═════ Records ═════

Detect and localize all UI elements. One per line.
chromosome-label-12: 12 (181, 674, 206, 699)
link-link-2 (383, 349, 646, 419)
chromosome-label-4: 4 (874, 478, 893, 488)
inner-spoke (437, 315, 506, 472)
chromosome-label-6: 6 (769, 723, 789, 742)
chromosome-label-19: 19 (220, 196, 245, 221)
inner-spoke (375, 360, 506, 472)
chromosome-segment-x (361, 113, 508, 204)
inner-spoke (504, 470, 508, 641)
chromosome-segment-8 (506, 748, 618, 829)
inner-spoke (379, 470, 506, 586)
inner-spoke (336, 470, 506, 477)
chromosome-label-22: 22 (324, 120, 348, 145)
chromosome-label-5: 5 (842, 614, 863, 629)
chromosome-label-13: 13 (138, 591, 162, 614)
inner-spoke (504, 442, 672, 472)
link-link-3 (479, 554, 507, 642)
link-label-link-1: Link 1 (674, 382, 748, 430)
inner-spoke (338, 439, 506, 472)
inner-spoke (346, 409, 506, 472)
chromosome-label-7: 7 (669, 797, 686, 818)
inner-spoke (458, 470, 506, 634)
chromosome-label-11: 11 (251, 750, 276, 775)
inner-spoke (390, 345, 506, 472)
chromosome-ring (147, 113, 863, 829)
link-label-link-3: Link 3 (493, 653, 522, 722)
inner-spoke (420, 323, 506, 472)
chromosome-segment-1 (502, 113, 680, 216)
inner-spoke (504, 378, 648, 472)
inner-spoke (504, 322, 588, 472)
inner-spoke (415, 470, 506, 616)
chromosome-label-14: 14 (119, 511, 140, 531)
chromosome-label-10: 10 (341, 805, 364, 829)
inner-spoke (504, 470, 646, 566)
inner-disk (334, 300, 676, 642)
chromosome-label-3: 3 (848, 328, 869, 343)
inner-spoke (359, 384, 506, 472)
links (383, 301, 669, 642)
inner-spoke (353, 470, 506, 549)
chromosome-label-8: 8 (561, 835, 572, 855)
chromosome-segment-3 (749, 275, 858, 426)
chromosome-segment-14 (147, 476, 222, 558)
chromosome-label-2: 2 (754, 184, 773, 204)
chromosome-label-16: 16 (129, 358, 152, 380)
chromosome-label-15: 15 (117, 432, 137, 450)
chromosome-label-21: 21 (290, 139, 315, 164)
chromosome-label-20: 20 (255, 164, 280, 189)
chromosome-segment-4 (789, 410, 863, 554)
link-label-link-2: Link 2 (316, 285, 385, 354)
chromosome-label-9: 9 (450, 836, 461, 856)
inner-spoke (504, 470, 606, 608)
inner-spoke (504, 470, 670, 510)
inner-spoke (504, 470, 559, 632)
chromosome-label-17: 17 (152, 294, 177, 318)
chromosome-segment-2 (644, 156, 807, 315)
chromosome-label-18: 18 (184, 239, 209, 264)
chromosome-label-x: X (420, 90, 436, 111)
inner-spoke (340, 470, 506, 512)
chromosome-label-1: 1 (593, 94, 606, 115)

═════

● What you will do
Reproduce every line of the data above without any change.

● Finished answer
Detect and localize all UI elements. One per line.
chromosome-label-12: 12 (181, 674, 206, 699)
link-link-2 (383, 349, 646, 419)
chromosome-label-4: 4 (874, 478, 893, 488)
inner-spoke (437, 315, 506, 472)
chromosome-label-6: 6 (769, 723, 789, 742)
chromosome-label-19: 19 (220, 196, 245, 221)
inner-spoke (375, 360, 506, 472)
chromosome-segment-x (361, 113, 508, 204)
inner-spoke (504, 470, 508, 641)
chromosome-segment-8 (506, 748, 618, 829)
inner-spoke (379, 470, 506, 586)
inner-spoke (336, 470, 506, 477)
chromosome-label-22: 22 (324, 120, 348, 145)
chromosome-label-5: 5 (842, 614, 863, 629)
chromosome-label-13: 13 (138, 591, 162, 614)
inner-spoke (504, 442, 672, 472)
link-link-3 (479, 554, 507, 642)
link-label-link-1: Link 1 (674, 382, 748, 430)
inner-spoke (338, 439, 506, 472)
inner-spoke (346, 409, 506, 472)
chromosome-label-7: 7 (669, 797, 686, 818)
inner-spoke (458, 470, 506, 634)
chromosome-label-11: 11 (251, 750, 276, 775)
inner-spoke (390, 345, 506, 472)
chromosome-ring (147, 113, 863, 829)
link-label-link-3: Link 3 (493, 653, 522, 722)
inner-spoke (420, 323, 506, 472)
chromosome-segment-1 (502, 113, 680, 216)
inner-spoke (504, 378, 648, 472)
inner-spoke (504, 322, 588, 472)
inner-spoke (415, 470, 506, 616)
chromosome-label-14: 14 (119, 511, 140, 531)
chromosome-label-10: 10 (341, 805, 364, 829)
inner-spoke (504, 470, 646, 566)
inner-disk (334, 300, 676, 642)
chromosome-label-3: 3 (848, 328, 869, 343)
inner-spoke (359, 384, 506, 472)
links (383, 301, 669, 642)
inner-spoke (353, 470, 506, 549)
chromosome-label-8: 8 (561, 835, 572, 855)
chromosome-segment-3 (749, 275, 858, 426)
chromosome-segment-14 (147, 476, 222, 558)
chromosome-label-2: 2 (754, 184, 773, 204)
chromosome-label-16: 16 (129, 358, 152, 380)
chromosome-label-15: 15 (117, 432, 137, 450)
chromosome-label-21: 21 (290, 139, 315, 164)
chromosome-label-20: 20 (255, 164, 280, 189)
chromosome-segment-4 (789, 410, 863, 554)
link-label-link-2: Link 2 (316, 285, 385, 354)
chromosome-label-9: 9 (450, 836, 461, 856)
inner-spoke (504, 470, 606, 608)
inner-spoke (504, 470, 670, 510)
inner-spoke (504, 470, 559, 632)
chromosome-label-17: 17 (152, 294, 177, 318)
chromosome-segment-2 (644, 156, 807, 315)
chromosome-label-18: 18 (184, 239, 209, 264)
chromosome-label-x: X (420, 90, 436, 111)
inner-spoke (340, 470, 506, 512)
chromosome-label-1: 1 (593, 94, 606, 115)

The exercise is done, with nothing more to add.